SET PROBLEM » Restate the entire listing word for word.

DATA FOR THIS EXERCISE »

········

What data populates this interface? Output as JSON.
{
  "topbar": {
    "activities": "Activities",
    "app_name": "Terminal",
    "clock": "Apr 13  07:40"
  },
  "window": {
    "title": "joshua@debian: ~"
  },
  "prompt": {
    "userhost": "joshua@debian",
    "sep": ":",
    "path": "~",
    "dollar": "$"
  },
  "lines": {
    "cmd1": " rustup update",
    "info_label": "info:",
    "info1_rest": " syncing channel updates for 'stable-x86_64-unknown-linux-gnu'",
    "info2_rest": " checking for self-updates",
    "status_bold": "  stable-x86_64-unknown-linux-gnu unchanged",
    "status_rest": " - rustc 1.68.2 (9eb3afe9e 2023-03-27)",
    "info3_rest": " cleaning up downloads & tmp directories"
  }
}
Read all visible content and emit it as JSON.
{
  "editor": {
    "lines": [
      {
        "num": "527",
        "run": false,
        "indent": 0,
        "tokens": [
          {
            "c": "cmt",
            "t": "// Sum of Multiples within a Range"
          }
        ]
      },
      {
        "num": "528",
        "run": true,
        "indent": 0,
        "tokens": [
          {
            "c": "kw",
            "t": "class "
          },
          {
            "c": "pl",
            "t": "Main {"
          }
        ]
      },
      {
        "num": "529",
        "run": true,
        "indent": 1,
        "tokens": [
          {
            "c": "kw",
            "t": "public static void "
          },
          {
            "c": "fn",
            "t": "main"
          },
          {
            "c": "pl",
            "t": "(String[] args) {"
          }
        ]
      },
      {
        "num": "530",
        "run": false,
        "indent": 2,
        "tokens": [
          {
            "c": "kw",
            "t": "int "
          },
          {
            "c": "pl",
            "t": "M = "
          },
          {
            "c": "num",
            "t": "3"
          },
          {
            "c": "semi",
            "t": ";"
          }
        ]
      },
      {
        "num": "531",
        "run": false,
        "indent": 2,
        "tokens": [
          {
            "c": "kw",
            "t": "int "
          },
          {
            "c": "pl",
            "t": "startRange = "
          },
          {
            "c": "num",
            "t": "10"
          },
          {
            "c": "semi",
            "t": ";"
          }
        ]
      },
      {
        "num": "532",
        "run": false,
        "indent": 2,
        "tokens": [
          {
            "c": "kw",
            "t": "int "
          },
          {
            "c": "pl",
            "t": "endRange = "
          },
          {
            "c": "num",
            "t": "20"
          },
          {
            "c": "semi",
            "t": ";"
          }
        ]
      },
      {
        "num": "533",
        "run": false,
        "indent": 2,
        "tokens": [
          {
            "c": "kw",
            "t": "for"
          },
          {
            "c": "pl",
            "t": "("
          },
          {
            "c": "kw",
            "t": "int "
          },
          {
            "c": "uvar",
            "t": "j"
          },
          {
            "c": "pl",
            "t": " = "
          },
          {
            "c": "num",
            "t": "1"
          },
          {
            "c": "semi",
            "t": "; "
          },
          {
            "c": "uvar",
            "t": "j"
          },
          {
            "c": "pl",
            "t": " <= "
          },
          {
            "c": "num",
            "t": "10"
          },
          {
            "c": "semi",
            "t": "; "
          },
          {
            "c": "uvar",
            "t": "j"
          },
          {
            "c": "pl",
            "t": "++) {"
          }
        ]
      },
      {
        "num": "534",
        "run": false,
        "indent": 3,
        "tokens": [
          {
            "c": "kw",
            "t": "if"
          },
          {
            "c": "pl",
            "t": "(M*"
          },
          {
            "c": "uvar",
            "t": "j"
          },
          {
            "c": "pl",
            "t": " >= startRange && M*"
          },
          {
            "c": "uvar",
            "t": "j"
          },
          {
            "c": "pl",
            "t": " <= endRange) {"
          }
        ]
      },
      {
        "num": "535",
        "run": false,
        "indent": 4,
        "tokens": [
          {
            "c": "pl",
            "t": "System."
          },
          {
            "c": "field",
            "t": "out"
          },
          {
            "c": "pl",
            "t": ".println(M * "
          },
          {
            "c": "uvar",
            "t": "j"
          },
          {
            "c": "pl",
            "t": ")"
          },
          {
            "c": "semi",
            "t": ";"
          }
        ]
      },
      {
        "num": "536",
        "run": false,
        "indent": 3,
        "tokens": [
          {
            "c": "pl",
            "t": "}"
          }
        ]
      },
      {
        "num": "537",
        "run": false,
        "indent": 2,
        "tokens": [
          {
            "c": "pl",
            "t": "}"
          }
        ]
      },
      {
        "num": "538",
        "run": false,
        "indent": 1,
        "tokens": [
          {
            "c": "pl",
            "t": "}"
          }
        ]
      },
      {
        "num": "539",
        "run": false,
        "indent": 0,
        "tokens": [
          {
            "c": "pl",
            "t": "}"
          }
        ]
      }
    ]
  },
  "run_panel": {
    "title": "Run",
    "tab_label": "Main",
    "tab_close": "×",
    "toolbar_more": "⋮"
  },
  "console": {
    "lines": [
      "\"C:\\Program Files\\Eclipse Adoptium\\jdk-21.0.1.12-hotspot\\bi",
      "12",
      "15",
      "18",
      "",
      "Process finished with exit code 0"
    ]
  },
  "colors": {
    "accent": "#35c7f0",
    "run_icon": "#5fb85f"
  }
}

········

THE RESULT »
What data populates this interface? Output as JSON.
{
  "topbar": {
    "activities": "Activities",
    "app_name": "Terminal",
    "clock": "Apr 13  07:40"
  },
  "window": {
    "title": "joshua@debian: ~"
  },
  "prompt": {
    "userhost": "joshua@debian",
    "sep": ":",
    "path": "~",
    "dollar": "$"
  },
  "lines": {
    "cmd1": " rustup update",
    "info_label": "info:",
    "info1_rest": " syncing channel updates for 'stable-x86_64-unknown-linux-gnu'",
    "info2_rest": " checking for self-updates",
    "status_bold": "  stable-x86_64-unknown-linux-gnu unchanged",
    "status_rest": " - rustc 1.68.2 (9eb3afe9e 2023-03-27)",
    "info3_rest": " cleaning up downloads & tmp directories"
  }
}
Read all visible content and emit it as JSON.
{
  "editor": {
    "lines": [
      {
        "num": "527",
        "run": false,
        "indent": 0,
        "tokens": [
          {
            "c": "cmt",
            "t": "// Sum of Multiples within a Range"
          }
        ]
      },
      {
        "num": "528",
        "run": true,
        "indent": 0,
        "tokens": [
          {
            "c": "kw",
            "t": "class "
          },
          {
            "c": "pl",
            "t": "Main {"
          }
        ]
      },
      {
        "num": "529",
        "run": true,
        "indent": 1,
        "tokens": [
          {
            "c": "kw",
            "t": "public static void "
          },
          {
            "c": "fn",
            "t": "main"
          },
          {
            "c": "pl",
            "t": "(String[] args) {"
          }
        ]
      },
      {
        "num": "530",
        "run": false,
        "indent": 2,
        "tokens": [
          {
            "c": "kw",
            "t": "int "
          },
          {
            "c": "pl",
            "t": "M = "
          },
          {
            "c": "num",
            "t": "3"
          },
          {
            "c": "semi",
            "t": ";"
          }
        ]
      },
      {
        "num": "531",
        "run": false,
        "indent": 2,
        "tokens": [
          {
            "c": "kw",
            "t": "int "
          },
          {
            "c": "pl",
            "t": "startRange = "
          },
          {
            "c": "num",
            "t": "10"
          },
          {
            "c": "semi",
            "t": ";"
          }
        ]
      },
      {
        "num": "532",
        "run": false,
        "indent": 2,
        "tokens": [
          {
            "c": "kw",
            "t": "int "
          },
          {
            "c": "pl",
            "t": "endRange = "
          },
          {
            "c": "num",
            "t": "20"
          },
          {
            "c": "semi",
            "t": ";"
          }
        ]
      },
      {
        "num": "533",
        "run": false,
        "indent": 2,
        "tokens": [
          {
            "c": "kw",
            "t": "for"
          },
          {
            "c": "pl",
            "t": "("
          },
          {
            "c": "kw",
            "t": "int "
          },
          {
            "c": "uvar",
            "t": "j"
          },
          {
            "c": "pl",
            "t": " = "
          },
          {
            "c": "num",
            "t": "1"
          },
          {
            "c": "semi",
            "t": "; "
          },
          {
            "c": "uvar",
            "t": "j"
          },
          {
            "c": "pl",
            "t": " <= "
          },
          {
            "c": "num",
            "t": "10"
          },
          {
            "c": "semi",
            "t": "; "
          },
          {
            "c": "uvar",
            "t": "j"
          },
          {
            "c": "pl",
            "t": "++) {"
          }
        ]
      },
      {
        "num": "534",
        "run": false,
        "indent": 3,
        "tokens": [
          {
            "c": "kw",
            "t": "if"
          },
          {
            "c": "pl",
            "t": "(M*"
          },
          {
            "c": "uvar",
            "t": "j"
          },
          {
            "c": "pl",
            "t": " >= startRange && M*"
          },
          {
            "c": "uvar",
            "t": "j"
          },
          {
            "c": "pl",
            "t": " <= endRange) {"
          }
        ]
      },
      {
        "num": "535",
        "run": false,
        "indent": 4,
        "tokens": [
          {
            "c": "pl",
            "t": "System."
          },
          {
            "c": "field",
            "t": "out"
          },
          {
            "c": "pl",
            "t": ".println(M * "
          },
          {
            "c": "uvar",
            "t": "j"
          },
          {
            "c": "pl",
            "t": ")"
          },
          {
            "c": "semi",
            "t": ";"
          }
        ]
      },
      {
        "num": "536",
        "run": false,
        "indent": 3,
        "tokens": [
          {
            "c": "pl",
            "t": "}"
          }
        ]
      },
      {
        "num": "537",
        "run": false,
        "indent": 2,
        "tokens": [
          {
            "c": "pl",
            "t": "}"
          }
        ]
      },
      {
        "num": "538",
        "run": false,
        "indent": 1,
        "tokens": [
          {
            "c": "pl",
            "t": "}"
          }
        ]
      },
      {
        "num": "539",
        "run": false,
        "indent": 0,
        "tokens": [
          {
            "c": "pl",
            "t": "}"
          }
        ]
      }
    ]
  },
  "run_panel": {
    "title": "Run",
    "tab_label": "Main",
    "tab_close": "×",
    "toolbar_more": "⋮"
  },
  "console": {
    "lines": [
      "\"C:\\Program Files\\Eclipse Adoptium\\jdk-21.0.1.12-hotspot\\bi",
      "12",
      "15",
      "18",
      "",
      "Process finished with exit code 0"
    ]
  },
  "colors": {
    "accent": "#35c7f0",
    "run_icon": "#5fb85f"
  }
}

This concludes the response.